▶ [元資料]:
···

【インタビュー】 「神田カレーグランプリ」誕生秘話 【カレーの賢人】
カレーの賢人 インタビュー Vol.2
「カレーの賢人」インタビューVol.2は、神田カレー街活性化委員会の委員長、中俣 拓哉さんです。
中俣さんは、神田・神保町エリアで毎年開催される、日本最大級のカレーイベント「神田カレーグランプリ」をプロデュースした、まさにカレーの賢人。今回は、カレーの学校の同期生、GKことゴーグル仮面さんの紹介で、中俣さんも行きつけの「お茶の水、大勝軒 BRANCHING」でお話を聞きました。
中俣 拓哉さん
健康・美容関連ビジネスを手掛ける株式会社ロハスコミュニケーションズで代表取締役を務める傍ら、神田カレー街活性化委員会の委員長として、神田を「カレーの聖地」として日本全国に知らしめた「神田カレーグランプリ」を企画・主催。
2011年に開催された「神田カレーグランプリ」も、集客人数・参加店舗は拡大の一途をたどり、今年の2018年で8回目を迎える。
2018年6月23日(土)お茶の水、大勝軒 BRANCHING(千代田区神保町)にて。みんなで2017年度「神田カレーグランプリ」優勝を獲得した、大勝軒秘伝のカレーを食べながら。もちろんビールも。
「神田カレーグランプリ」が生まれたきっかけ
—— 「神田カレーグランプリ」を始めたきっかけは?
中俣:
「神田カレーグランプリ」のスタートは、そもそもカレーありきのスタートではなくて、「まちの活性化」からスタートしたんですよ。

···

▶ [データ部分]:
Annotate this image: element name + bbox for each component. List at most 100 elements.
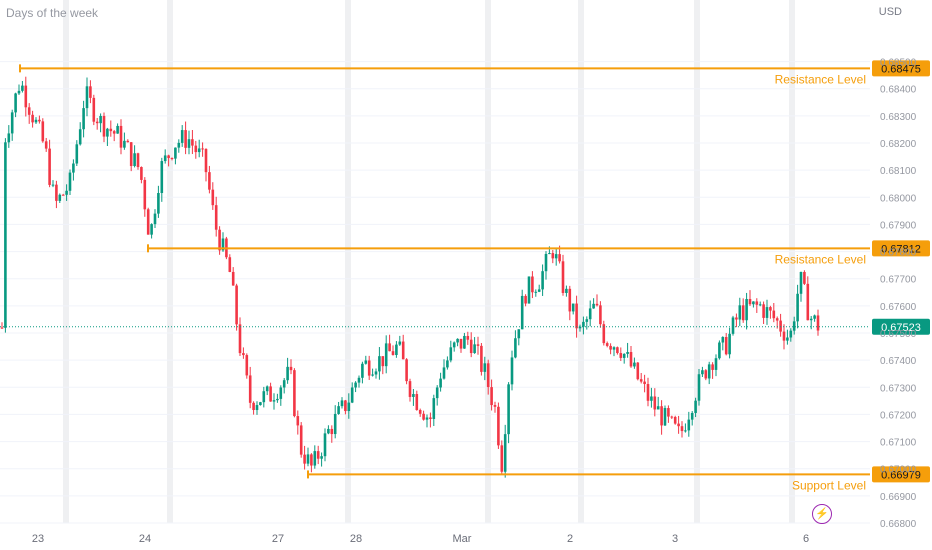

···

▶ [課題 1]: 元資料から、「中俣さんは、神田・神保町エリ」から「2018年で8回目を迎える。」までの部分を、両端を含めて一字一句変えずに書き写すこと。
▶ [課題 2]:
次の各文が元資料の内容と合っているかを「はい」か「いいえ」で答え、判断の根拠となる元資料の語句をそのまま引用すること。
(a) 中俣拓哉さんは株式会社ロハスコミュニケーションズの代表取締役を務めている。
(b) このインタビューは2017年に行われた。
(c) 「神田カレーグランプリ」はカレーを出発点として始まった。
▶ [課題 3]:
元資料に基づき、次の問いに答えること。
(a) 中俣さんを紹介したのは誰か。
(b) 2017年度「神田カレーグランプリ」で優勝を獲得したのは何か。
(c) 中俣さんは神田カレー街活性化委員会でどんな役職に就いているか。

▶ [正解 1]:
中俣さんは、神田・神保町エリアで毎年開催される、日本最大級のカレーイベント「神田カレーグランプリ」をプロデュースした、まさにカレーの賢人。今回は、カレーの学校の同期生、GKことゴーグル仮面さんの紹介で、中俣さんも行きつけの「お茶の水、大勝軒 BRANCHING」でお話を聞きました。
中俣 拓哉さん
健康・美容関連ビジネスを手掛ける株式会社ロハスコミュニケーションズで代表取締役を務める傍ら、神田カレー街活性化委員会の委員長として、神田を「カレーの聖地」として日本全国に知らしめた「神田カレーグランプリ」を企画・主催。
2011年に開催された「神田カレーグランプリ」も、集客人数・参加店舗は拡大の一途をたどり、今年の2018年で8回目を迎える。

▶ [正解 2]:
(a) はい。「株式会社ロハスコミュニケーションズで代表取締役を務める」
(b) いいえ。「2018年6月23日(土)お茶の水、大勝軒 BRANCHING(千代田区神保町)にて。」
(c) いいえ。「そもそもカレーありきのスタートではなくて、「まちの活性化」からスタートしたんですよ。」

▶ [正解 3]:
(a) カレーの学校の同期生、GKことゴーグル仮面さん
(b) 大勝軒秘伝のカレー
(c) 委員長